### Exercise
Output each line exactly as it appears, skipping any embedded picture.

==== Task material ====

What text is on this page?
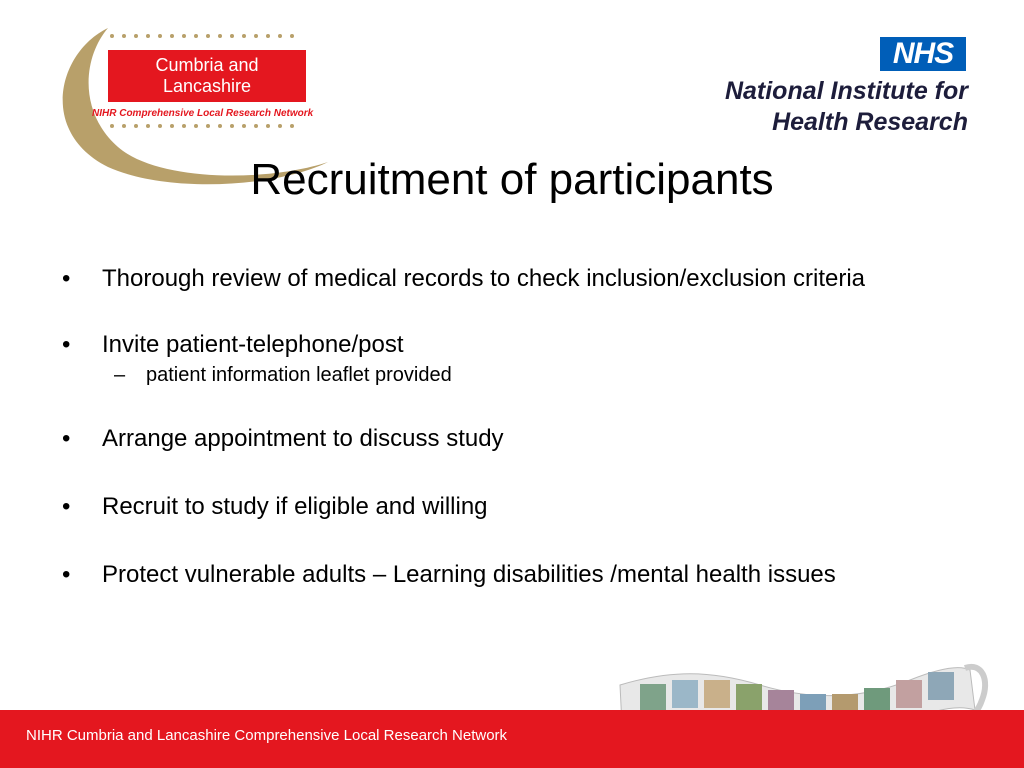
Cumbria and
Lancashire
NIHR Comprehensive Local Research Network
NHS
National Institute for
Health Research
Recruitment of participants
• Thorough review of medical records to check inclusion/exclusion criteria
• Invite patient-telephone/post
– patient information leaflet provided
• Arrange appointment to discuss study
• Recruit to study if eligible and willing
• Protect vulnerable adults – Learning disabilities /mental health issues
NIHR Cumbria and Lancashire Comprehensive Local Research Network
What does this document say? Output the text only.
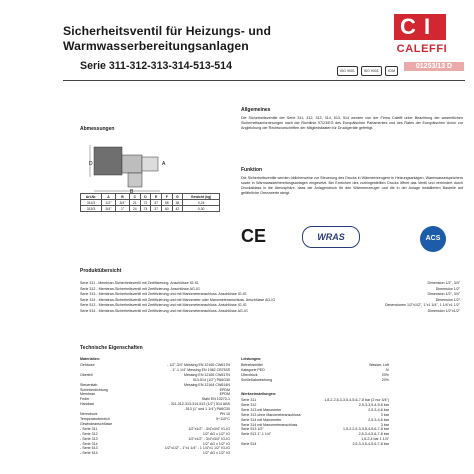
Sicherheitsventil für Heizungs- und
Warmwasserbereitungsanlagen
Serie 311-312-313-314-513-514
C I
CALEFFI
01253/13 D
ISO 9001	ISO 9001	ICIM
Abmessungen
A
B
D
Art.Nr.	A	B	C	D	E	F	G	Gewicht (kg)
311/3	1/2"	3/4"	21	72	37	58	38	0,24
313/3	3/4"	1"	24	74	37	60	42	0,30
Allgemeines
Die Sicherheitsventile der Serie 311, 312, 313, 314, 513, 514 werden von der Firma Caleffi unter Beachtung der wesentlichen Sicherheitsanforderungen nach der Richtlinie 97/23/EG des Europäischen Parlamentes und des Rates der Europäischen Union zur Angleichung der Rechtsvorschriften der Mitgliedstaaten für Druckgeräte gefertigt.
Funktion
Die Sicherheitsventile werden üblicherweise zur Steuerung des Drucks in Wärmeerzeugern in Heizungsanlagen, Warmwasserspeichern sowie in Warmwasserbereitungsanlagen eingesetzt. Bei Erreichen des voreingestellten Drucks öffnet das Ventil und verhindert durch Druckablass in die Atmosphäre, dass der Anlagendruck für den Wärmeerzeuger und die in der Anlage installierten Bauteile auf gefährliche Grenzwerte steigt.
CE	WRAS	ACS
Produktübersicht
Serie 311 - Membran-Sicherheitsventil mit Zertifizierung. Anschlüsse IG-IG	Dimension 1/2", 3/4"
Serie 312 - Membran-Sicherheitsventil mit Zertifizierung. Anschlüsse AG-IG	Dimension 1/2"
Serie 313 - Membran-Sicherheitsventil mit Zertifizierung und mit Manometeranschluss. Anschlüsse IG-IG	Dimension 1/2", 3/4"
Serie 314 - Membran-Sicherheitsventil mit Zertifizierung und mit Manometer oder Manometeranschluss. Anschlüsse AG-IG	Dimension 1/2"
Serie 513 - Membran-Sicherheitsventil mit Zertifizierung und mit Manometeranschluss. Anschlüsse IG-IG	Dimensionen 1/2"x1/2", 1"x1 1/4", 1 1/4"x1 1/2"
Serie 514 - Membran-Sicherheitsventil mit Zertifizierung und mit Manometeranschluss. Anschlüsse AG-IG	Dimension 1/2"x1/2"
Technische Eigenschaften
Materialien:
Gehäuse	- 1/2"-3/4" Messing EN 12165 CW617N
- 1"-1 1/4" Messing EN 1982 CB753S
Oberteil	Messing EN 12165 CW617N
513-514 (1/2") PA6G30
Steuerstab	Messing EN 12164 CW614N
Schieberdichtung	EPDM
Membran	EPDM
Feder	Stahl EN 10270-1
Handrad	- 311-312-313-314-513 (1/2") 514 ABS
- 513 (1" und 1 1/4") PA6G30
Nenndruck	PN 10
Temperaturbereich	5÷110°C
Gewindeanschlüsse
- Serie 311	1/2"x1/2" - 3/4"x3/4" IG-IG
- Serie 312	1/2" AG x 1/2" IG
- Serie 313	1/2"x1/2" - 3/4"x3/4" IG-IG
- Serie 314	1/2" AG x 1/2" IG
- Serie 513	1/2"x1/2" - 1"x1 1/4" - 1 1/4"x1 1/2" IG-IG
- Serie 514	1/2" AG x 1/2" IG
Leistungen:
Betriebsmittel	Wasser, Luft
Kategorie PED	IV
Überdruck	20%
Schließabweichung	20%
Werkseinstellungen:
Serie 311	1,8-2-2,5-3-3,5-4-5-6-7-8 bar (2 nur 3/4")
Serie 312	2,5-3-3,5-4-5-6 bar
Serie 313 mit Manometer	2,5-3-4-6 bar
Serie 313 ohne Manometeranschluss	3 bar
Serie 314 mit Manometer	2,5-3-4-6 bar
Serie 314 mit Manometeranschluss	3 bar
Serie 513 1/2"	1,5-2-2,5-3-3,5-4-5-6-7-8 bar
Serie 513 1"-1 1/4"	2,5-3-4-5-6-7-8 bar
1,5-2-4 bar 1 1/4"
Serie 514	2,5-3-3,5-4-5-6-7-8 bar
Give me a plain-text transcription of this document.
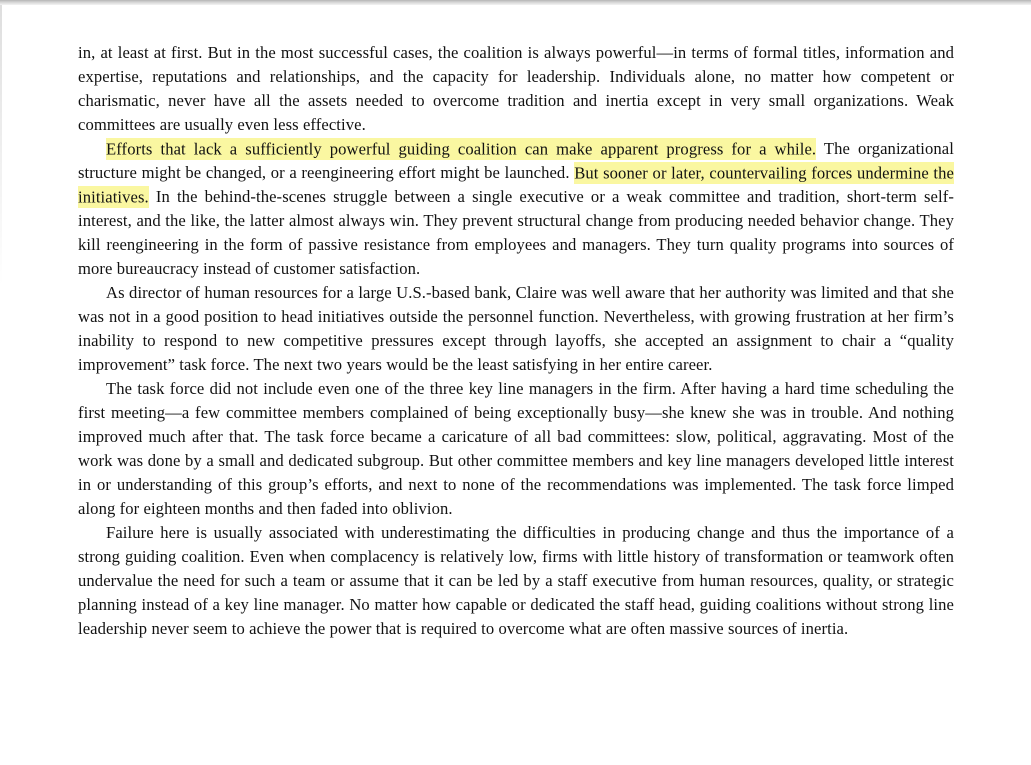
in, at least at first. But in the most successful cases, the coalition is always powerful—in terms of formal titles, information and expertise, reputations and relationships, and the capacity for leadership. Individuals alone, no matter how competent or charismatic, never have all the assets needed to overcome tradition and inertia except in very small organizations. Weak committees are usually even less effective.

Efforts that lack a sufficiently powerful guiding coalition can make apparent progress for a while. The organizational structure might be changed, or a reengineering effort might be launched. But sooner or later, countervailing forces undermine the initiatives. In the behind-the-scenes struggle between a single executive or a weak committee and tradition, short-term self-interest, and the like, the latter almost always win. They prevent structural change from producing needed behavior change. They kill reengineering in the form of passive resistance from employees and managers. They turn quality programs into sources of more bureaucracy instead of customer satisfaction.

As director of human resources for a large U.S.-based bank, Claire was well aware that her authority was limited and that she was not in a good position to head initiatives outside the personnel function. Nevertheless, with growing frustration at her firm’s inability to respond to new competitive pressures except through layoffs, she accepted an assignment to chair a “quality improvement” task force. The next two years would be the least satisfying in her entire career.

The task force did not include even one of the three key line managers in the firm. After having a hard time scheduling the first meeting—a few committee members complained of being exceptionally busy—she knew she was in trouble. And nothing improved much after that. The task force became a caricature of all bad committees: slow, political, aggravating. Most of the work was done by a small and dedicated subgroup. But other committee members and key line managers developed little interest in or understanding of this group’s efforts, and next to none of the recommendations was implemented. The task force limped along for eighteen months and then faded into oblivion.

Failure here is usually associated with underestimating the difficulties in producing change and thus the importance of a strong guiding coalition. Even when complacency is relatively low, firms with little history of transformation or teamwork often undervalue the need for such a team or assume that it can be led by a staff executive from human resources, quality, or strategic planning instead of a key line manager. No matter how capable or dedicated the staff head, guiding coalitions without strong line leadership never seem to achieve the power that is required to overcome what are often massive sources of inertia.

====

### Finished answer
What text is on this page?
Cumbria and
Lancashire
NIHR Comprehensive Local Research Network
NHS
National Institute for
Health Research
Recruitment of participants
• Thorough review of medical records to check inclusion/exclusion criteria
• Invite patient-telephone/post
– patient information leaflet provided
• Arrange appointment to discuss study
• Recruit to study if eligible and willing
• Protect vulnerable adults – Learning disabilities /mental health issues
NIHR Cumbria and Lancashire Comprehensive Local Research Network
What does this document say? Output the text only.
Sicherheitsventil für Heizungs- und
Warmwasserbereitungsanlagen
Serie 311-312-313-314-513-514
C I
CALEFFI
01253/13 D
ISO 9001	ISO 9001	ICIM
Abmessungen
A
B
D
Art.Nr.	A	B	C	D	E	F	G	Gewicht (kg)
311/3	1/2"	3/4"	21	72	37	58	38	0,24
313/3	3/4"	1"	24	74	37	60	42	0,30
Allgemeines
Die Sicherheitsventile der Serie 311, 312, 313, 314, 513, 514 werden von der Firma Caleffi unter Beachtung der wesentlichen Sicherheitsanforderungen nach der Richtlinie 97/23/EG des Europäischen Parlamentes und des Rates der Europäischen Union zur Angleichung der Rechtsvorschriften der Mitgliedstaaten für Druckgeräte gefertigt.
Funktion
Die Sicherheitsventile werden üblicherweise zur Steuerung des Drucks in Wärmeerzeugern in Heizungsanlagen, Warmwasserspeichern sowie in Warmwasserbereitungsanlagen eingesetzt. Bei Erreichen des voreingestellten Drucks öffnet das Ventil und verhindert durch Druckablass in die Atmosphäre, dass der Anlagendruck für den Wärmeerzeuger und die in der Anlage installierten Bauteile auf gefährliche Grenzwerte steigt.
CE	WRAS	ACS
Produktübersicht
Serie 311 - Membran-Sicherheitsventil mit Zertifizierung. Anschlüsse IG-IG	Dimension 1/2", 3/4"
Serie 312 - Membran-Sicherheitsventil mit Zertifizierung. Anschlüsse AG-IG	Dimension 1/2"
Serie 313 - Membran-Sicherheitsventil mit Zertifizierung und mit Manometeranschluss. Anschlüsse IG-IG	Dimension 1/2", 3/4"
Serie 314 - Membran-Sicherheitsventil mit Zertifizierung und mit Manometer oder Manometeranschluss. Anschlüsse AG-IG	Dimension 1/2"
Serie 513 - Membran-Sicherheitsventil mit Zertifizierung und mit Manometeranschluss. Anschlüsse IG-IG	Dimensionen 1/2"x1/2", 1"x1 1/4", 1 1/4"x1 1/2"
Serie 514 - Membran-Sicherheitsventil mit Zertifizierung und mit Manometeranschluss. Anschlüsse AG-IG	Dimension 1/2"x1/2"
Technische Eigenschaften
Materialien:
Gehäuse	- 1/2"-3/4" Messing EN 12165 CW617N
- 1"-1 1/4" Messing EN 1982 CB753S
Oberteil	Messing EN 12165 CW617N
513-514 (1/2") PA6G30
Steuerstab	Messing EN 12164 CW614N
Schieberdichtung	EPDM
Membran	EPDM
Feder	Stahl EN 10270-1
Handrad	- 311-312-313-314-513 (1/2") 514 ABS
- 513 (1" und 1 1/4") PA6G30
Nenndruck	PN 10
Temperaturbereich	5÷110°C
Gewindeanschlüsse
- Serie 311	1/2"x1/2" - 3/4"x3/4" IG-IG
- Serie 312	1/2" AG x 1/2" IG
- Serie 313	1/2"x1/2" - 3/4"x3/4" IG-IG
- Serie 314	1/2" AG x 1/2" IG
- Serie 513	1/2"x1/2" - 1"x1 1/4" - 1 1/4"x1 1/2" IG-IG
- Serie 514	1/2" AG x 1/2" IG
Leistungen:
Betriebsmittel	Wasser, Luft
Kategorie PED	IV
Überdruck	20%
Schließabweichung	20%
Werkseinstellungen:
Serie 311	1,8-2-2,5-3-3,5-4-5-6-7-8 bar (2 nur 3/4")
Serie 312	2,5-3-3,5-4-5-6 bar
Serie 313 mit Manometer	2,5-3-4-6 bar
Serie 313 ohne Manometeranschluss	3 bar
Serie 314 mit Manometer	2,5-3-4-6 bar
Serie 314 mit Manometeranschluss	3 bar
Serie 513 1/2"	1,5-2-2,5-3-3,5-4-5-6-7-8 bar
Serie 513 1"-1 1/4"	2,5-3-4-5-6-7-8 bar
1,5-2-4 bar 1 1/4"
Serie 514	2,5-3-3,5-4-5-6-7-8 bar
Give me a plain-text transcription of this document.
in, at least at first. But in the most successful cases, the coalition is always powerful—in terms of formal titles, information and expertise, reputations and relationships, and the capacity for leadership. Individuals alone, no matter how competent or charismatic, never have all the assets needed to overcome tradition and inertia except in very small organizations. Weak committees are usually even less effective.

Efforts that lack a sufficiently powerful guiding coalition can make apparent progress for a while. The organizational structure might be changed, or a reengineering effort might be launched. But sooner or later, countervailing forces undermine the initiatives. In the behind-the-scenes struggle between a single executive or a weak committee and tradition, short-term self-interest, and the like, the latter almost always win. They prevent structural change from producing needed behavior change. They kill reengineering in the form of passive resistance from employees and managers. They turn quality programs into sources of more bureaucracy instead of customer satisfaction.

As director of human resources for a large U.S.-based bank, Claire was well aware that her authority was limited and that she was not in a good position to head initiatives outside the personnel function. Nevertheless, with growing frustration at her firm’s inability to respond to new competitive pressures except through layoffs, she accepted an assignment to chair a “quality improvement” task force. The next two years would be the least satisfying in her entire career.

The task force did not include even one of the three key line managers in the firm. After having a hard time scheduling the first meeting—a few committee members complained of being exceptionally busy—she knew she was in trouble. And nothing improved much after that. The task force became a caricature of all bad committees: slow, political, aggravating. Most of the work was done by a small and dedicated subgroup. But other committee members and key line managers developed little interest in or understanding of this group’s efforts, and next to none of the recommendations was implemented. The task force limped along for eighteen months and then faded into oblivion.

Failure here is usually associated with underestimating the difficulties in producing change and thus the importance of a strong guiding coalition. Even when complacency is relatively low, firms with little history of transformation or teamwork often undervalue the need for such a team or assume that it can be led by a staff executive from human resources, quality, or strategic planning instead of a key line manager. No matter how capable or dedicated the staff head, guiding coalitions without strong line leadership never seem to achieve the power that is required to overcome what are often massive sources of inertia.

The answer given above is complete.